Constructor Parameters#

Parameter	Type	Description
`name`	str	Name of the toolset (default: “knowledge”)
`config_path`	str \| None	Path to configuration file. Uses default settings if not provided.

Tools Reference#

search_knowledge#

Search the knowledge base with hybrid retrieval.

result = await knowledge_tools.search_knowledge(
    query="What is machine learning?",
    top_k=5,                    # Number of results
    collection_ids=None,        # Use session's active collections
    use_hybrid=True             # Enable hybrid retrieval
)

Parameters:

query: Search query text
top_k: Number of results to return (default: 5)
collection_ids: Optional list of collection IDs. Uses session’s active collections if not specified.
use_hybrid: Whether to use hybrid retrieval (default: True)

Returns:

{
    "success": True,
    "results": [
        {
            "id": "node_abc123",
            "text": "Machine learning is...",
            "metadata": {"source_name": "ml_intro.pdf", ...},
            "score": 0.95,
            "collection_id": "col_xyz789"
        }
    ],
    "searched_collections": ["col_xyz789"]
}

Collection Management (Internal)#

These methods are marked exclude=True and used by UI/API:

list_collections

result = await knowledge_tools.list_collections()
# Returns: {"success": True, "collections": [...], "total": 5}

create_collection

result = await knowledge_tools.create_collection(
    name="Research Papers",
    description="Academic papers collection"
)
# Returns: {"success": True, "collection": {...}}

delete_collection

result = await knowledge_tools.delete_collection(
    collection_id="col_abc123"
)
# Returns: {"success": True}

Source Management (Internal)#

add_sources

# Add single source
result = await knowledge_tools.add_sources(
    collection_id="col_abc123",
    sources={"type": "file", "path": "/path/to/doc.pdf"}
)

# Add multiple sources
result = await knowledge_tools.add_sources(
    collection_id="col_abc123",
    sources=[
        {"type": "file", "path": "/path/to/doc1.pdf"},
        {"type": "folder", "path": "/path/to/docs/"},
    ]
)

**Items**
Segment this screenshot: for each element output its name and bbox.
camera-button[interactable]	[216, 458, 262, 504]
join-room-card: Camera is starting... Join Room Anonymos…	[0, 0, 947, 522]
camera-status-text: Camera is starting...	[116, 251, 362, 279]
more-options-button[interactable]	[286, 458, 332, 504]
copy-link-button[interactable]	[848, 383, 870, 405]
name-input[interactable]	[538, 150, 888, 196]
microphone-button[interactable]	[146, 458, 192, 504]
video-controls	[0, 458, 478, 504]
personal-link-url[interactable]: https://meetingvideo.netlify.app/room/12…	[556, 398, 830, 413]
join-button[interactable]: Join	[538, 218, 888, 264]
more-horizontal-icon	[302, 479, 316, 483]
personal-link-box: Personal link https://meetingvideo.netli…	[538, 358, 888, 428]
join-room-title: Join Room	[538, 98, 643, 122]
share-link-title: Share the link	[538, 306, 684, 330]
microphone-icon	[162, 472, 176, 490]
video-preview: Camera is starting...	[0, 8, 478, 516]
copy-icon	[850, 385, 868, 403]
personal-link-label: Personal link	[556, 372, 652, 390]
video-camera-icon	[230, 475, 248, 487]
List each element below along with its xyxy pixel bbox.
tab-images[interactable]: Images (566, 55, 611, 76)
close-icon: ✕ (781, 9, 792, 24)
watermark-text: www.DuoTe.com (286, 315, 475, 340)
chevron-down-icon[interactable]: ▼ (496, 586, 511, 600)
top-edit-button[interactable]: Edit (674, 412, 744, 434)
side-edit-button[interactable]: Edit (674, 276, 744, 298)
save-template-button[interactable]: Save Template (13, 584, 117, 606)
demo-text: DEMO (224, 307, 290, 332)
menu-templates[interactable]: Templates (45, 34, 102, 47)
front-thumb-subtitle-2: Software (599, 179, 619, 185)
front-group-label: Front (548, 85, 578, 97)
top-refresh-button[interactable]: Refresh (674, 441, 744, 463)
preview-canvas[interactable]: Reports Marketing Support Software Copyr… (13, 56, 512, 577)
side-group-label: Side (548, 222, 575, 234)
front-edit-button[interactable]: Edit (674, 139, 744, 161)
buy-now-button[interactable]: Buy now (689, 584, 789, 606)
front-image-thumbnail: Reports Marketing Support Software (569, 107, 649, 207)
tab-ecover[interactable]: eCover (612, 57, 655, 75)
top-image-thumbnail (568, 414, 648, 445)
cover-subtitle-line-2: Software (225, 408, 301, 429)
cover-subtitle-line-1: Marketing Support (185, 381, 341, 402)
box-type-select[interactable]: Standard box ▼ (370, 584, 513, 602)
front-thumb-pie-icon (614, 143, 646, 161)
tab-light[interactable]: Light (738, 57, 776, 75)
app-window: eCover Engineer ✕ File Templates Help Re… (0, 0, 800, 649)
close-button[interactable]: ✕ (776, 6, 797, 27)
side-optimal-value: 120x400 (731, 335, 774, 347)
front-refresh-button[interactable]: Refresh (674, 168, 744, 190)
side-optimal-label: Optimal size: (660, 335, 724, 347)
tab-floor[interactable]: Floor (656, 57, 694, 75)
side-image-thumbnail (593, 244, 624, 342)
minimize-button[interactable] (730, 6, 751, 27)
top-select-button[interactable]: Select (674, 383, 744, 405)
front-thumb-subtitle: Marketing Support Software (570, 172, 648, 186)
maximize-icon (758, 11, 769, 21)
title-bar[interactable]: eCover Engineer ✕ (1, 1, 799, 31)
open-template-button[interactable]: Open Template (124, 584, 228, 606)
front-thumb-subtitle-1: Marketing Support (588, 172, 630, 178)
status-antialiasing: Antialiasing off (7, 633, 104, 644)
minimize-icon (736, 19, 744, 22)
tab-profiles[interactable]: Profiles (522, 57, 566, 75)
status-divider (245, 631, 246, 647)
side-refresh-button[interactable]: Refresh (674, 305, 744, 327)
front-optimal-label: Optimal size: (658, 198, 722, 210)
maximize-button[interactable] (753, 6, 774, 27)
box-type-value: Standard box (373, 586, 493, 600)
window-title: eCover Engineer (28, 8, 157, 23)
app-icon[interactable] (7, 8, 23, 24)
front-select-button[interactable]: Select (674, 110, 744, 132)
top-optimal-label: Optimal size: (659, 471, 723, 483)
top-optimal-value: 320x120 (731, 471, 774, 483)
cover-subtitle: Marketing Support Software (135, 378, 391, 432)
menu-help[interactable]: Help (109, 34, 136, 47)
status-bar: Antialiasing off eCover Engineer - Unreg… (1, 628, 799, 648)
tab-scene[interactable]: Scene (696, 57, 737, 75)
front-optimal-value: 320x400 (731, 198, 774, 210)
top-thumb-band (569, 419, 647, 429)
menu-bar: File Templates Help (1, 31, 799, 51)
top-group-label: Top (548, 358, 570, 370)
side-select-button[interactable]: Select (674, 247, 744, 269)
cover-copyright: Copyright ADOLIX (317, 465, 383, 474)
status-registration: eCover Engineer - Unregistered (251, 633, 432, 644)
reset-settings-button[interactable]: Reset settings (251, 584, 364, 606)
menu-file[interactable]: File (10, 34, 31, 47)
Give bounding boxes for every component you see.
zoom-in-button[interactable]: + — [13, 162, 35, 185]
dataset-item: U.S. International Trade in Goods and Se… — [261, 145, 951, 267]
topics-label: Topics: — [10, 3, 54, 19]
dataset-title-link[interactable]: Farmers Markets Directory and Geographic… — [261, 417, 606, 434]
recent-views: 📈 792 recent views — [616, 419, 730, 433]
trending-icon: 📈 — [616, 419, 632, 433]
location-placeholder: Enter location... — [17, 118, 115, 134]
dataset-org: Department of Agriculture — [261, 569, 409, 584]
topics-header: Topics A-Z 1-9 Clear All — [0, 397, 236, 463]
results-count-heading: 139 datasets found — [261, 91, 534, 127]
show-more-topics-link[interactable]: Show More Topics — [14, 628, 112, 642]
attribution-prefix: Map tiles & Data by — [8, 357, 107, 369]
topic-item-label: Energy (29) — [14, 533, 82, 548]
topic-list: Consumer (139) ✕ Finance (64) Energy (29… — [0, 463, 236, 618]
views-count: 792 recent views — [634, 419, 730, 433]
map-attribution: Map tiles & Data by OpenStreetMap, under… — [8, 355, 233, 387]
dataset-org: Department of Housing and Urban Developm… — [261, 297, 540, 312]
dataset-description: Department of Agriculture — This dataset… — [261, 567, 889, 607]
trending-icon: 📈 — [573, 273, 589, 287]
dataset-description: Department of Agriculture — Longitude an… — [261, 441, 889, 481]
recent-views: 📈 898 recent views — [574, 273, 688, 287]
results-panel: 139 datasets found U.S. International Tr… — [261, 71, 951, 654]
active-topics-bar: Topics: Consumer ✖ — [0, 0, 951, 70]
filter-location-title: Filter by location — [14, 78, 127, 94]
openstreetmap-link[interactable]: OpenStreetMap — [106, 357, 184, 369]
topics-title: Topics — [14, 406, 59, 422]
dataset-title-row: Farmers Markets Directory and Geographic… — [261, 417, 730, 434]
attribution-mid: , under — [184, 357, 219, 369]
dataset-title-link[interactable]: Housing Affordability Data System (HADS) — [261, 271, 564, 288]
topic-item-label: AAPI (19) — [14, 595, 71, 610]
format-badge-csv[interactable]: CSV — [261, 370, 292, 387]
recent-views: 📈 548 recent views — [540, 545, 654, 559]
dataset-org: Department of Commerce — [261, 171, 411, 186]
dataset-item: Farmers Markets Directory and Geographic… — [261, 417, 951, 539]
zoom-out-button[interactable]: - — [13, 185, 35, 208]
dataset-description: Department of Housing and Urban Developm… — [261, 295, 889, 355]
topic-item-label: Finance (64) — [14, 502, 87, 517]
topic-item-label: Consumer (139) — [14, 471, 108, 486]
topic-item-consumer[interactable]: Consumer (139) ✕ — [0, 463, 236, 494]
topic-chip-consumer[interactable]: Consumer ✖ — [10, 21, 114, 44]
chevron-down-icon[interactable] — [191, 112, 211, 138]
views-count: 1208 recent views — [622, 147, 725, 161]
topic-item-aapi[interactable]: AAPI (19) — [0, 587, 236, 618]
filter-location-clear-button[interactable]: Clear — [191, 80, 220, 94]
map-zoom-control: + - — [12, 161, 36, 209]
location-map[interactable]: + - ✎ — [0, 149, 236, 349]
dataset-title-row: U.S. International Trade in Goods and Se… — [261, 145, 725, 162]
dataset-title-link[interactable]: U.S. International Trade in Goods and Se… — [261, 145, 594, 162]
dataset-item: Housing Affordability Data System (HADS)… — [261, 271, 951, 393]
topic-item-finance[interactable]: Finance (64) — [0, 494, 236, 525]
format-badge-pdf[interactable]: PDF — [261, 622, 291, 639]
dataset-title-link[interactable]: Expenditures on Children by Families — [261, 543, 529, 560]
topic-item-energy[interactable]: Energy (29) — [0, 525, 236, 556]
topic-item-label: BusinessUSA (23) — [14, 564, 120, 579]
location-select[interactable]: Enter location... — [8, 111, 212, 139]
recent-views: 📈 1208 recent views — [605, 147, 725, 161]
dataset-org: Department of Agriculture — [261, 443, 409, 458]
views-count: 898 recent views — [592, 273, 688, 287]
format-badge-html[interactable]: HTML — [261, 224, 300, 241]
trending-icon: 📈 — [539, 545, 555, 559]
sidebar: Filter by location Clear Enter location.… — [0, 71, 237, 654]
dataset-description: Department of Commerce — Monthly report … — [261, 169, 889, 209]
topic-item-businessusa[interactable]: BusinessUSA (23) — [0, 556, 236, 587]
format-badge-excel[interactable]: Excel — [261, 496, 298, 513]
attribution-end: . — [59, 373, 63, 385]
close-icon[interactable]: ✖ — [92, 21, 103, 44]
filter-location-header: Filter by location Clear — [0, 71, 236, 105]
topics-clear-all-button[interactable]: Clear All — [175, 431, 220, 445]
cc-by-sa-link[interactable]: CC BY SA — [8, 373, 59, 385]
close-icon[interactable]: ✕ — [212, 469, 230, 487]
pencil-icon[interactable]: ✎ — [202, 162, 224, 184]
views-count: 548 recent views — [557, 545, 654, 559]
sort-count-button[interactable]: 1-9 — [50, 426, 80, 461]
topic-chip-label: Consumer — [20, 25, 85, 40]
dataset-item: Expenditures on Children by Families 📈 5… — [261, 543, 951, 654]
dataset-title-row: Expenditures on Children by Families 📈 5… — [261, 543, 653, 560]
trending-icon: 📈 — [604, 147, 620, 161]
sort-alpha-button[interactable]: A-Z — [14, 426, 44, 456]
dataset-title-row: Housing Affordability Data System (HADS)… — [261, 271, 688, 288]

**Exercise**
Answer from the knowledge toolset documentation.
(a) What is the default name of the toolset?
(b) How many results does search_knowledge return by default?
(c) Which two source types are used in the example that adds multiple sources?
The lines have no role here.

**Answer for this exercise**
(a) "knowledge"
(b) 5
(c) "file" and "folder"